- [Page excerpt]
Ministers and the alliance of parties supporting a Scottish Parliament could scarely suppress their delight at the former prime minister's intervention in the last days of the referendum campaign. Baroness Thatcher said the Government's proposals were a "negation" of shared history and would awaken a "resentful English nationalism".

Meanwhile, the Chancellor Gordon Brown sought to bolster a double Yes vote on Thursday with a promise that the new parliament would show the same prudence over public spending in Scotland that he had demanded of UK government departments.

While the assurance was designed to quell business fears of MSPs letting the brakes off public spending, it will not be welcome by Labour councillors and union leaders who were dismayed at Mr Brown's "iron" pledges against more spending made before the election.

"We will start our stewardship in a Scottish Parliament by saving, not spending," Mr Brown said in Edinburgh.

The lecturing tone of Baroness Thatcher's article in The Scotsman was a reminder of the arrogance that so irked the Scots in the 1980s and fuelled the demand for home rule. Seizing the gift, Alex Salmond, leader of the Scottish Nationalists, said Baroness Thatcher was a "living monument as to why we want a Scottish Parliament. Mrs Poll Tax has come back to haunt the Tories and the No campaign."

- [Extracted material]
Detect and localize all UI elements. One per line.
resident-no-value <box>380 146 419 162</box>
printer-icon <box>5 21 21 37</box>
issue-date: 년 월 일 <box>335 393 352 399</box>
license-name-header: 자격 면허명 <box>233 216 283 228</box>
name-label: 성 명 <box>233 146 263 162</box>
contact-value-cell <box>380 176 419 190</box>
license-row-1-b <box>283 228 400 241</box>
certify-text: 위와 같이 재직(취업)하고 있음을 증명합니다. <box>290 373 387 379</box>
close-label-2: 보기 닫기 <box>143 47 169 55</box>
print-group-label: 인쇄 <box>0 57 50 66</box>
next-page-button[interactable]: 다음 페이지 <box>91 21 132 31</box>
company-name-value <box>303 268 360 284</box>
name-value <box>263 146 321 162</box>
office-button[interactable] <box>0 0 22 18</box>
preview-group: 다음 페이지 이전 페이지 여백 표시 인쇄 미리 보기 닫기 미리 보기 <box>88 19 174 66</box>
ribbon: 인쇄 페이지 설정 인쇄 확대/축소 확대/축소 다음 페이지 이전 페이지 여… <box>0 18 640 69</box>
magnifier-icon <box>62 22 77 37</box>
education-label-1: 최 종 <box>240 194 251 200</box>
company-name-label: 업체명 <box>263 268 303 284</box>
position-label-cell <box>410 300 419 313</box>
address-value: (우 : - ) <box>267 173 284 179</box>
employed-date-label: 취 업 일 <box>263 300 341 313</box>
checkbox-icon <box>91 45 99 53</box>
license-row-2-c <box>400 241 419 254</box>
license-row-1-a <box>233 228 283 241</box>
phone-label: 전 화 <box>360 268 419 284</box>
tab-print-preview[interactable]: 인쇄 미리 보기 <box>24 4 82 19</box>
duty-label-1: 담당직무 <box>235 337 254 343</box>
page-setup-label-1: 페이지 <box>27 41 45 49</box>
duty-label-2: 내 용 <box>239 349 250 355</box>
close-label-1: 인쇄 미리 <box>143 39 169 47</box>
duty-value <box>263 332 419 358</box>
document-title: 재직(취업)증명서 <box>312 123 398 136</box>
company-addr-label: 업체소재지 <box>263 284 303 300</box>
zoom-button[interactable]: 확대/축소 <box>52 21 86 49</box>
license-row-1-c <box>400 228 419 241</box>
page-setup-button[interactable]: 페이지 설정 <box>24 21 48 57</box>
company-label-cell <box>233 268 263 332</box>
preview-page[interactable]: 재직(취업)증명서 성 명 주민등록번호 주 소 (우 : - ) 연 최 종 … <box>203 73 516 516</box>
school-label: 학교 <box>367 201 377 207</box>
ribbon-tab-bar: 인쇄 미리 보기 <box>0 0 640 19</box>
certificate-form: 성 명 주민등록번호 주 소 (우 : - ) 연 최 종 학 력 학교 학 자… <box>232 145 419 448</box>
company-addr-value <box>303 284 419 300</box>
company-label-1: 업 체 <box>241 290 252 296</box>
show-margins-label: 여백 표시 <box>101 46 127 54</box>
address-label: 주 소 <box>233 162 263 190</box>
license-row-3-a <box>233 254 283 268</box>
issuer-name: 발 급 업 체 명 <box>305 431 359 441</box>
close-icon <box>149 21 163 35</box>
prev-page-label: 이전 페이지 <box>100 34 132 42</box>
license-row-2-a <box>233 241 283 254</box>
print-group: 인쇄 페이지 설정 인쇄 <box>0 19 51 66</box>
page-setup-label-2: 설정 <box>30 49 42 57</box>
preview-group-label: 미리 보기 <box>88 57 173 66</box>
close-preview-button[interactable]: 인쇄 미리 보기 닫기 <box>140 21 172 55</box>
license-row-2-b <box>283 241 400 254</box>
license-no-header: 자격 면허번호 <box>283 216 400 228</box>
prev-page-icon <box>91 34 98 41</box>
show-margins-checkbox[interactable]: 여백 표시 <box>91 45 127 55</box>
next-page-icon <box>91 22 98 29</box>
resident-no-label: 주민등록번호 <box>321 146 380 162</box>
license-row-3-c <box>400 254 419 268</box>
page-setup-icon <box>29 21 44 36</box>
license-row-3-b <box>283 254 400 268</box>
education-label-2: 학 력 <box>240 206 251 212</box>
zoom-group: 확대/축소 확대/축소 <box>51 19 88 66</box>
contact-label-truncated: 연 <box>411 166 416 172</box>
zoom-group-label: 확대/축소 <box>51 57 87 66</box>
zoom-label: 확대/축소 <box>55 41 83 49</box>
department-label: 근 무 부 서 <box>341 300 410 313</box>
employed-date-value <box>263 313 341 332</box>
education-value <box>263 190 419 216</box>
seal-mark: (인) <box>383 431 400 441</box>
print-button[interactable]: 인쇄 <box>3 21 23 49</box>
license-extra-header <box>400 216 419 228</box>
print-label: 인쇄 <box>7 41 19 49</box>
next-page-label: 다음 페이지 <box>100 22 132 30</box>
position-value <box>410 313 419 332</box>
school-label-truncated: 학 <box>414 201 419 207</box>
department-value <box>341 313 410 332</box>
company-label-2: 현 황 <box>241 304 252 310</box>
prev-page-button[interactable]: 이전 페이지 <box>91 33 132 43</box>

- [Instructions to follow]
In the referendum excerpt, what did Baroness Thatcher say the Government's proposals would awaken?

- [Result]
A "resentful English nationalism".